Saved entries

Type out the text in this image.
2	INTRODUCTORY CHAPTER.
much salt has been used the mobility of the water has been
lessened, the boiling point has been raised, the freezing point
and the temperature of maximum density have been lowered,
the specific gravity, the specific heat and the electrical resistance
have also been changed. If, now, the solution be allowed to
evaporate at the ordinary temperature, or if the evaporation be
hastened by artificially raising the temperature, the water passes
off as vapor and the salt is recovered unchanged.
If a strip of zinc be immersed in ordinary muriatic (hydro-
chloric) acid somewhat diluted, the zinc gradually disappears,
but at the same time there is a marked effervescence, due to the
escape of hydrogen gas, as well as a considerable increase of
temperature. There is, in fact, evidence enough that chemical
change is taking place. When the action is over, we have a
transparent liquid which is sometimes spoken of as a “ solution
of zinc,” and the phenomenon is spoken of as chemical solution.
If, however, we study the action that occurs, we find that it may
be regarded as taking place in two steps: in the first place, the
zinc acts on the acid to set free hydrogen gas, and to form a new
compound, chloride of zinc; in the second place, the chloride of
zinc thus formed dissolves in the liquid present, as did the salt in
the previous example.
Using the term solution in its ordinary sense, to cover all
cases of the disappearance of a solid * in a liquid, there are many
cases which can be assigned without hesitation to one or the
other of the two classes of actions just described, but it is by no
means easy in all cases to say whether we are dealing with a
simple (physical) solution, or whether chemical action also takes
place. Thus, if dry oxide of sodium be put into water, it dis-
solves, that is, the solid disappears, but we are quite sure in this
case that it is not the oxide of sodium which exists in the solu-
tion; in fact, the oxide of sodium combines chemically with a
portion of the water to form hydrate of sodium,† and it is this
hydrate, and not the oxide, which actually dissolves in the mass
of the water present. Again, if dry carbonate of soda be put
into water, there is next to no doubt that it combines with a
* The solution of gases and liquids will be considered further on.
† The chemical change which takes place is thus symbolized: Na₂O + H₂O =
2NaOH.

▸ The problem: Every record above should be output exactly.

▸ Expected output:
Type out the text in this image.
2	INTRODUCTORY CHAPTER.
much salt has been used the mobility of the water has been
lessened, the boiling point has been raised, the freezing point
and the temperature of maximum density have been lowered,
the specific gravity, the specific heat and the electrical resistance
have also been changed. If, now, the solution be allowed to
evaporate at the ordinary temperature, or if the evaporation be
hastened by artificially raising the temperature, the water passes
off as vapor and the salt is recovered unchanged.
If a strip of zinc be immersed in ordinary muriatic (hydro-
chloric) acid somewhat diluted, the zinc gradually disappears,
but at the same time there is a marked effervescence, due to the
escape of hydrogen gas, as well as a considerable increase of
temperature. There is, in fact, evidence enough that chemical
change is taking place. When the action is over, we have a
transparent liquid which is sometimes spoken of as a “ solution
of zinc,” and the phenomenon is spoken of as chemical solution.
If, however, we study the action that occurs, we find that it may
be regarded as taking place in two steps: in the first place, the
zinc acts on the acid to set free hydrogen gas, and to form a new
compound, chloride of zinc; in the second place, the chloride of
zinc thus formed dissolves in the liquid present, as did the salt in
the previous example.
Using the term solution in its ordinary sense, to cover all
cases of the disappearance of a solid * in a liquid, there are many
cases which can be assigned without hesitation to one or the
other of the two classes of actions just described, but it is by no
means easy in all cases to say whether we are dealing with a
simple (physical) solution, or whether chemical action also takes
place. Thus, if dry oxide of sodium be put into water, it dis-
solves, that is, the solid disappears, but we are quite sure in this
case that it is not the oxide of sodium which exists in the solu-
tion; in fact, the oxide of sodium combines chemically with a
portion of the water to form hydrate of sodium,† and it is this
hydrate, and not the oxide, which actually dissolves in the mass
of the water present. Again, if dry carbonate of soda be put
into water, there is next to no doubt that it combines with a
* The solution of gases and liquids will be considered further on.
† The chemical change which takes place is thus symbolized: Na₂O + H₂O =
2NaOH.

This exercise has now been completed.